Prompt
Recast everything in the material below from the line containing "y-tick-label: 3 bbox=[87, 412, 95, 429]" down to the line containing "subtitle-left: Expt = tcsao" as a numbered list, omitting any blank lines.

※

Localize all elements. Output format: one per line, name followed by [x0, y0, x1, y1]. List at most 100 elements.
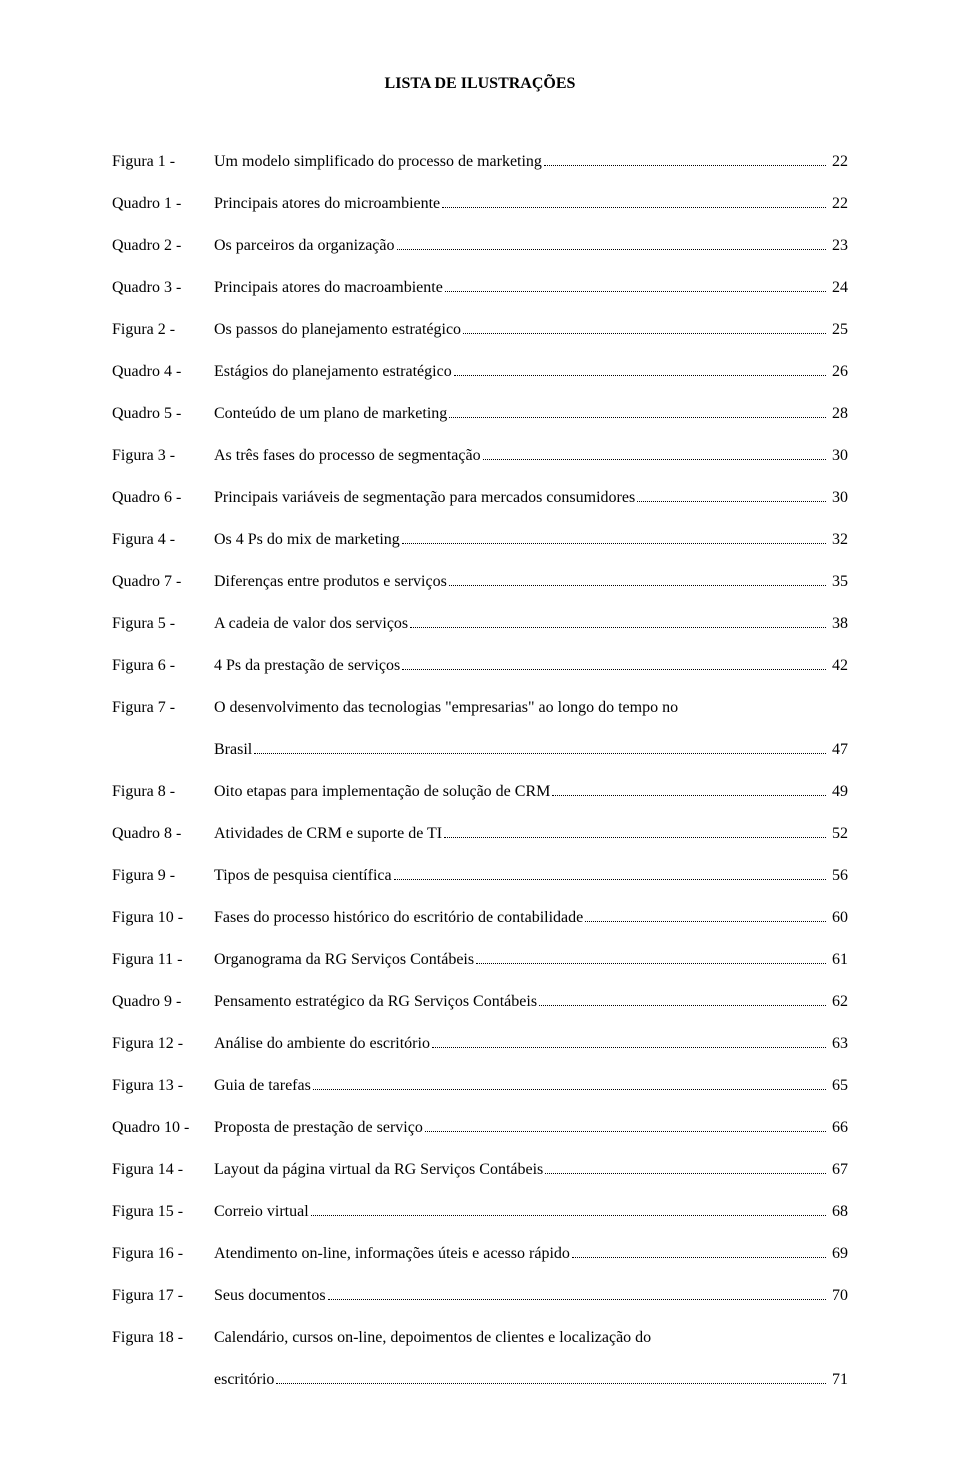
toc-entry: Quadro 9 -Pensamento estratégico da RG S…: [112, 990, 848, 1014]
entry-label: Figura 2 -: [112, 318, 214, 342]
entry-page: 63: [828, 1032, 848, 1056]
entry-label: Quadro 3 -: [112, 276, 214, 300]
leader-dots: [545, 1173, 826, 1174]
entry-description-wrap: 4 Ps da prestação de serviços42: [214, 654, 848, 678]
leader-dots: [254, 753, 826, 754]
entry-description-wrap: Um modelo simplificado do processo de ma…: [214, 150, 848, 174]
entry-description: Diferenças entre produtos e serviços: [214, 570, 447, 594]
toc-entry: Figura 8 -Oito etapas para implementação…: [112, 780, 848, 804]
entry-page: 47: [828, 738, 848, 762]
entry-description-wrap: Diferenças entre produtos e serviços 35: [214, 570, 848, 594]
toc-entry: Figura 1 -Um modelo simplificado do proc…: [112, 150, 848, 174]
toc-entry: Quadro 1 -Principais atores do microambi…: [112, 192, 848, 216]
entry-page: 35: [828, 570, 848, 594]
entry-page: 32: [828, 528, 848, 552]
toc-entry: Figura 10 -Fases do processo histórico d…: [112, 906, 848, 930]
leader-dots: [449, 417, 826, 418]
entry-description: Atendimento on-line, informações úteis e…: [214, 1242, 570, 1266]
toc-entry: Figura 7 -O desenvolvimento das tecnolog…: [112, 696, 848, 762]
entry-page: 68: [828, 1200, 848, 1224]
entry-description-line1: Calendário, cursos on-line, depoimentos …: [214, 1326, 848, 1350]
entry-description-wrap: Principais variáveis de segmentação para…: [214, 486, 848, 510]
entry-description: Fases do processo histórico do escritóri…: [214, 906, 583, 930]
toc-entry: Quadro 6 -Principais variáveis de segmen…: [112, 486, 848, 510]
toc-entry: Figura 18 -Calendário, cursos on-line, d…: [112, 1326, 848, 1392]
entry-page: 62: [828, 990, 848, 1014]
toc-entry: Figura 14 -Layout da página virtual da R…: [112, 1158, 848, 1182]
entry-description-wrap: Atividades de CRM e suporte de TI52: [214, 822, 848, 846]
entry-description-wrap: Seus documentos70: [214, 1284, 848, 1308]
leader-dots: [444, 837, 826, 838]
entry-page: 42: [828, 654, 848, 678]
entry-page: 25: [828, 318, 848, 342]
entry-label: Figura 17 -: [112, 1284, 214, 1308]
entry-description-wrap: O desenvolvimento das tecnologias "empre…: [214, 696, 848, 762]
leader-dots: [397, 249, 826, 250]
entry-description: Um modelo simplificado do processo de ma…: [214, 150, 542, 174]
leader-dots: [402, 543, 826, 544]
entry-label: Figura 9 -: [112, 864, 214, 888]
entry-page: 24: [828, 276, 848, 300]
leader-dots: [552, 795, 826, 796]
leader-dots: [585, 921, 826, 922]
entry-description-wrap: Pensamento estratégico da RG Serviços Co…: [214, 990, 848, 1014]
leader-dots: [572, 1257, 826, 1258]
entry-description: Principais atores do macroambiente: [214, 276, 443, 300]
entry-description-wrap: Layout da página virtual da RG Serviços …: [214, 1158, 848, 1182]
entry-description-wrap: Calendário, cursos on-line, depoimentos …: [214, 1326, 848, 1392]
leader-dots: [637, 501, 826, 502]
toc-entry: Figura 15 -Correio virtual68: [112, 1200, 848, 1224]
entry-label: Quadro 4 -: [112, 360, 214, 384]
entry-description-line1: O desenvolvimento das tecnologias "empre…: [214, 696, 848, 720]
list-title: LISTA DE ILUSTRAÇÕES: [112, 72, 848, 96]
entry-label: Quadro 6 -: [112, 486, 214, 510]
entry-description: Principais atores do microambiente: [214, 192, 440, 216]
entry-page: 22: [828, 192, 848, 216]
leader-dots: [328, 1299, 826, 1300]
entry-description: Guia de tarefas: [214, 1074, 311, 1098]
entry-label: Quadro 7 -: [112, 570, 214, 594]
toc-entry: Quadro 5 -Conteúdo de um plano de market…: [112, 402, 848, 426]
toc-entry: Quadro 3 -Principais atores do macroambi…: [112, 276, 848, 300]
entry-description: As três fases do processo de segmentação: [214, 444, 481, 468]
leader-dots: [476, 963, 826, 964]
leader-dots: [313, 1089, 826, 1090]
entry-label: Figura 10 -: [112, 906, 214, 930]
toc-entry: Figura 12 -Análise do ambiente do escrit…: [112, 1032, 848, 1056]
toc-entry: Figura 17 -Seus documentos70: [112, 1284, 848, 1308]
entry-page: 38: [828, 612, 848, 636]
entry-label: Quadro 2 -: [112, 234, 214, 258]
entry-description-wrap: As três fases do processo de segmentação…: [214, 444, 848, 468]
entry-description: Organograma da RG Serviços Contábeis: [214, 948, 474, 972]
entry-page: 30: [828, 486, 848, 510]
toc-entry: Quadro 7 -Diferenças entre produtos e se…: [112, 570, 848, 594]
leader-dots: [432, 1047, 826, 1048]
entry-description-wrap: Análise do ambiente do escritório63: [214, 1032, 848, 1056]
entry-label: Figura 18 -: [112, 1326, 214, 1350]
entry-description-wrap: Conteúdo de um plano de marketing28: [214, 402, 848, 426]
entry-description-wrap: Principais atores do macroambiente 24: [214, 276, 848, 300]
entry-page: 60: [828, 906, 848, 930]
entry-label: Quadro 5 -: [112, 402, 214, 426]
entry-description-wrap: A cadeia de valor dos serviços 38: [214, 612, 848, 636]
entry-description-line2: escritório: [214, 1368, 274, 1392]
entry-label: Quadro 10 -: [112, 1116, 214, 1140]
entry-description-wrap: Principais atores do microambiente 22: [214, 192, 848, 216]
entry-description-wrap: Atendimento on-line, informações úteis e…: [214, 1242, 848, 1266]
entry-page: 30: [828, 444, 848, 468]
entry-label: Figura 14 -: [112, 1158, 214, 1182]
toc-entry: Figura 9 -Tipos de pesquisa científica56: [112, 864, 848, 888]
entry-page: 52: [828, 822, 848, 846]
leader-dots: [445, 291, 826, 292]
leader-dots: [425, 1131, 826, 1132]
entry-description: Estágios do planejamento estratégico: [214, 360, 452, 384]
leader-dots: [454, 375, 826, 376]
entry-page: 71: [828, 1368, 848, 1392]
entry-page: 56: [828, 864, 848, 888]
entry-page: 67: [828, 1158, 848, 1182]
entry-description: A cadeia de valor dos serviços: [214, 612, 408, 636]
leader-dots: [442, 207, 826, 208]
leader-dots: [311, 1215, 826, 1216]
leader-dots: [276, 1383, 826, 1384]
entry-page: 22: [828, 150, 848, 174]
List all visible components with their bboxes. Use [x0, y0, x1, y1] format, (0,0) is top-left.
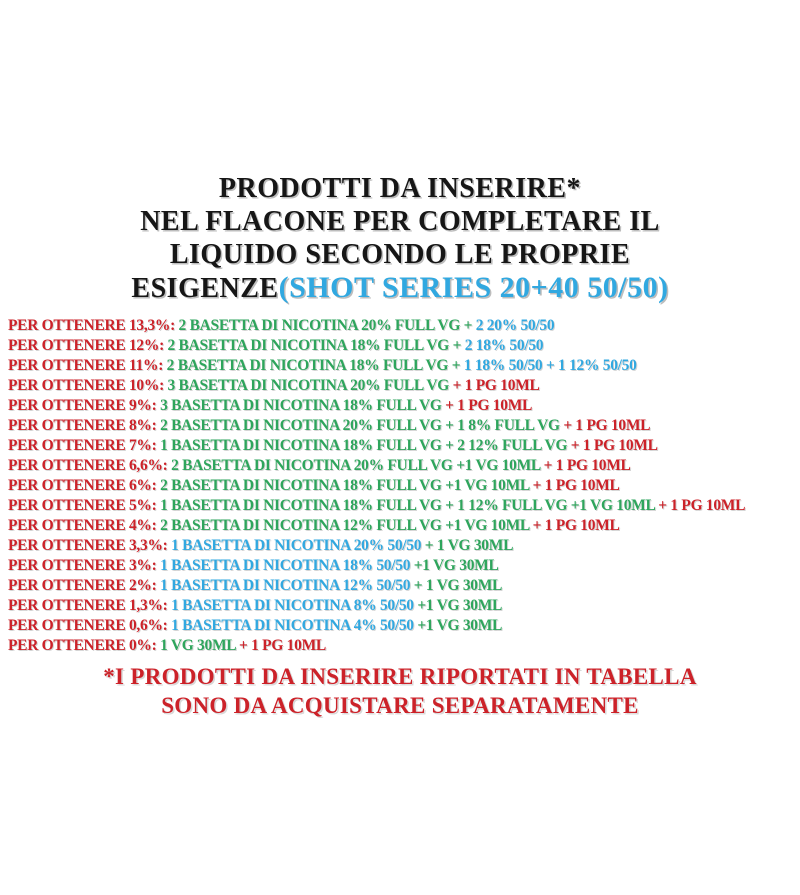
- recipe-segment: 2 20% 50/50: [472, 317, 555, 334]
- recipe-line: PER OTTENERE 8%: 2 BASETTA DI NICOTINA 2…: [8, 416, 800, 436]
- recipe-segment: 2 BASETTA DI NICOTINA 20% FULL VG +1 VG …: [167, 457, 541, 474]
- recipe-segment: 2 BASETTA DI NICOTINA 18% FULL VG +: [163, 357, 461, 374]
- recipe-segment: +1 VG 30ML: [413, 617, 503, 634]
- recipe-segment: + 1 PG 10ML: [567, 437, 658, 454]
- recipe-segment: PER OTTENERE 11%:: [8, 357, 164, 374]
- recipe-segment: PER OTTENERE 10%:: [8, 377, 164, 394]
- recipe-segment: PER OTTENERE 0,6%:: [8, 617, 168, 634]
- recipe-segment: 3 BASETTA DI NICOTINA 20% FULL VG: [163, 377, 450, 394]
- footer-note: *I PRODOTTI DA INSERIRE RIPORTATI IN TAB…: [0, 662, 800, 720]
- recipe-segment: 1 18% 50/50 + 1 12% 50/50: [460, 357, 637, 374]
- recipe-line: PER OTTENERE 9%: 3 BASETTA DI NICOTINA 1…: [8, 396, 800, 416]
- title-line-4-shot-series: (SHOT SERIES 20+40 50/50): [278, 271, 669, 304]
- recipe-segment: 1 BASETTA DI NICOTINA 18% FULL VG + 1 12…: [156, 497, 655, 514]
- recipe-line: PER OTTENERE 6%: 2 BASETTA DI NICOTINA 1…: [8, 476, 800, 496]
- recipe-segment: + 1 VG 30ML: [421, 537, 514, 554]
- recipe-line: PER OTTENERE 12%: 2 BASETTA DI NICOTINA …: [8, 336, 800, 356]
- recipe-line: PER OTTENERE 4%: 2 BASETTA DI NICOTINA 1…: [8, 516, 800, 536]
- recipe-line: PER OTTENERE 13,3%: 2 BASETTA DI NICOTIN…: [8, 316, 800, 336]
- recipe-segment: 3 BASETTA DI NICOTINA 18% FULL VG: [156, 397, 442, 414]
- recipe-segment: 1 VG 30ML: [156, 637, 236, 654]
- recipe-segment: PER OTTENERE 6,6%:: [8, 457, 168, 474]
- recipe-segment: +1 VG 30ML: [413, 597, 503, 614]
- recipe-list: PER OTTENERE 13,3%: 2 BASETTA DI NICOTIN…: [8, 316, 800, 656]
- title-line-3: LIQUIDO SECONDO LE PROPRIE: [169, 239, 631, 270]
- recipe-segment: + 1 PG 10ML: [441, 397, 533, 414]
- recipe-segment: PER OTTENERE 4%:: [8, 517, 157, 534]
- recipe-segment: PER OTTENERE 1,3%:: [8, 597, 168, 614]
- recipe-segment: + 1 VG 30ML: [410, 577, 503, 594]
- recipe-line: PER OTTENERE 6,6%: 2 BASETTA DI NICOTINA…: [8, 456, 800, 476]
- footer-line-2: SONO DA ACQUISTARE SEPARATAMENTE: [161, 693, 639, 718]
- recipe-segment: + 1 PG 10ML: [529, 477, 620, 494]
- recipe-segment: 1 BASETTA DI NICOTINA 8% 50/50: [167, 597, 414, 614]
- recipe-segment: 2 BASETTA DI NICOTINA 18% FULL VG +1 VG …: [156, 477, 530, 494]
- recipe-segment: 1 BASETTA DI NICOTINA 18% FULL VG + 2 12…: [156, 437, 568, 454]
- recipe-line: PER OTTENERE 11%: 2 BASETTA DI NICOTINA …: [8, 356, 800, 376]
- title-line-1: PRODOTTI DA INSERIRE*: [218, 173, 582, 204]
- recipe-segment: 2 BASETTA DI NICOTINA 20% FULL VG +: [174, 317, 473, 334]
- recipe-segment: 2 BASETTA DI NICOTINA 20% FULL VG + 1 8%…: [156, 417, 560, 434]
- recipe-line: PER OTTENERE 1,3%: 1 BASETTA DI NICOTINA…: [8, 596, 800, 616]
- recipe-segment: PER OTTENERE 13,3%:: [8, 317, 175, 334]
- recipe-segment: 1 BASETTA DI NICOTINA 20% 50/50: [167, 537, 422, 554]
- recipe-segment: 2 18% 50/50: [461, 337, 544, 354]
- recipe-line: PER OTTENERE 3%: 1 BASETTA DI NICOTINA 1…: [8, 556, 800, 576]
- recipe-line: PER OTTENERE 2%: 1 BASETTA DI NICOTINA 1…: [8, 576, 800, 596]
- recipe-segment: +1 VG 30ML: [410, 557, 499, 574]
- recipe-line: PER OTTENERE 3,3%: 1 BASETTA DI NICOTINA…: [8, 536, 800, 556]
- recipe-segment: PER OTTENERE 6%:: [8, 477, 157, 494]
- recipe-segment: PER OTTENERE 12%:: [8, 337, 164, 354]
- recipe-segment: + 1 PG 10ML: [559, 417, 651, 434]
- page-title: PRODOTTI DA INSERIRE* NEL FLACONE PER CO…: [0, 172, 800, 305]
- recipe-line: PER OTTENERE 0,6%: 1 BASETTA DI NICOTINA…: [8, 616, 800, 636]
- recipe-segment: 2 BASETTA DI NICOTINA 12% FULL VG +1 VG …: [156, 517, 530, 534]
- recipe-segment: 2 BASETTA DI NICOTINA 18% FULL VG +: [163, 337, 462, 354]
- recipe-segment: + 1 PG 10ML: [529, 517, 620, 534]
- recipe-segment: PER OTTENERE 7%:: [8, 437, 157, 454]
- footer-line-1: *I PRODOTTI DA INSERIRE RIPORTATI IN TAB…: [103, 664, 697, 689]
- recipe-segment: 1 BASETTA DI NICOTINA 12% 50/50: [156, 577, 411, 594]
- recipe-segment: + 1 PG 10ML: [654, 497, 746, 514]
- title-line-2: NEL FLACONE PER COMPLETARE IL: [140, 206, 660, 237]
- title-line-4: ESIGENZE(SHOT SERIES 20+40 50/50): [0, 271, 800, 305]
- recipe-segment: PER OTTENERE 0%:: [8, 637, 157, 654]
- recipe-segment: PER OTTENERE 8%:: [8, 417, 157, 434]
- recipe-line: PER OTTENERE 5%: 1 BASETTA DI NICOTINA 1…: [8, 496, 800, 516]
- recipe-segment: PER OTTENERE 3%:: [8, 557, 157, 574]
- recipe-line: PER OTTENERE 10%: 3 BASETTA DI NICOTINA …: [8, 376, 800, 396]
- recipe-segment: PER OTTENERE 2%:: [8, 577, 157, 594]
- recipe-segment: PER OTTENERE 3,3%:: [8, 537, 168, 554]
- recipe-segment: + 1 PG 10ML: [235, 637, 326, 654]
- title-line-4-black: ESIGENZE: [131, 273, 279, 304]
- recipe-segment: PER OTTENERE 9%:: [8, 397, 157, 414]
- recipe-line: PER OTTENERE 7%: 1 BASETTA DI NICOTINA 1…: [8, 436, 800, 456]
- recipe-segment: 1 BASETTA DI NICOTINA 18% 50/50: [156, 557, 411, 574]
- recipe-segment: + 1 PG 10ML: [449, 377, 540, 394]
- recipe-segment: 1 BASETTA DI NICOTINA 4% 50/50: [167, 617, 414, 634]
- recipe-segment: PER OTTENERE 5%:: [8, 497, 157, 514]
- recipe-line: PER OTTENERE 0%: 1 VG 30ML + 1 PG 10ML: [8, 636, 800, 656]
- recipe-segment: + 1 PG 10ML: [540, 457, 631, 474]
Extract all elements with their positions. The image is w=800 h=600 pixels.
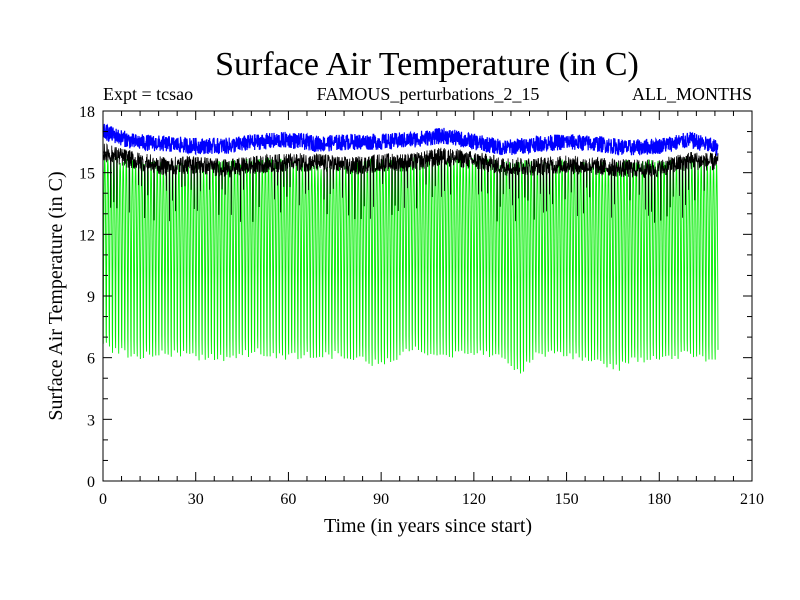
y-tick-label: 3 bbox=[87, 412, 95, 429]
series-annual-maximum bbox=[102, 123, 719, 157]
x-tick-label: 120 bbox=[462, 491, 486, 508]
y-axis-label: Surface Air Temperature (in C) bbox=[45, 171, 67, 420]
x-tick-label: 30 bbox=[188, 491, 204, 508]
subtitle-left: Expt = tcsao bbox=[103, 84, 193, 104]
x-tick-label: 150 bbox=[555, 491, 579, 508]
subtitle-center: FAMOUS_perturbations_2_15 bbox=[317, 84, 540, 104]
x-tick-label: 90 bbox=[373, 491, 389, 508]
y-tick-label: 12 bbox=[79, 227, 95, 244]
x-axis-label: Time (in years since start) bbox=[324, 515, 532, 537]
y-tick-label: 0 bbox=[87, 474, 95, 491]
x-tick-label: 60 bbox=[280, 491, 296, 508]
x-tick-label: 0 bbox=[99, 491, 107, 508]
x-tick-label: 210 bbox=[740, 491, 764, 508]
series-monthly-global-mean bbox=[102, 156, 719, 374]
axes: 0 30 60 90 120 150 180 210 0 3 6 9 12 15 18 bbox=[79, 104, 764, 508]
series-monthly-maximum bbox=[102, 143, 719, 223]
x-tick-label: 180 bbox=[647, 491, 671, 508]
y-tick-label: 18 bbox=[79, 104, 95, 121]
y-tick-label: 6 bbox=[87, 351, 95, 368]
subtitle-right: ALL_MONTHS bbox=[632, 84, 752, 104]
plot-data bbox=[102, 123, 719, 374]
y-tick-label: 9 bbox=[87, 289, 95, 306]
chart-title: Surface Air Temperature (in C) bbox=[215, 46, 639, 83]
y-tick-label: 15 bbox=[79, 166, 95, 183]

※

Problem solution
1. y-tick-label: 3 bbox=[87, 412, 95, 429]
2. series-annual-maximum bbox=[102, 123, 719, 157]
3. x-tick-label: 120 bbox=[462, 491, 486, 508]
4. y-axis-label: Surface Air Temperature (in C) bbox=[45, 171, 67, 420]
5. x-tick-label: 30 bbox=[188, 491, 204, 508]
6. subtitle-left: Expt = tcsao bbox=[103, 84, 193, 104]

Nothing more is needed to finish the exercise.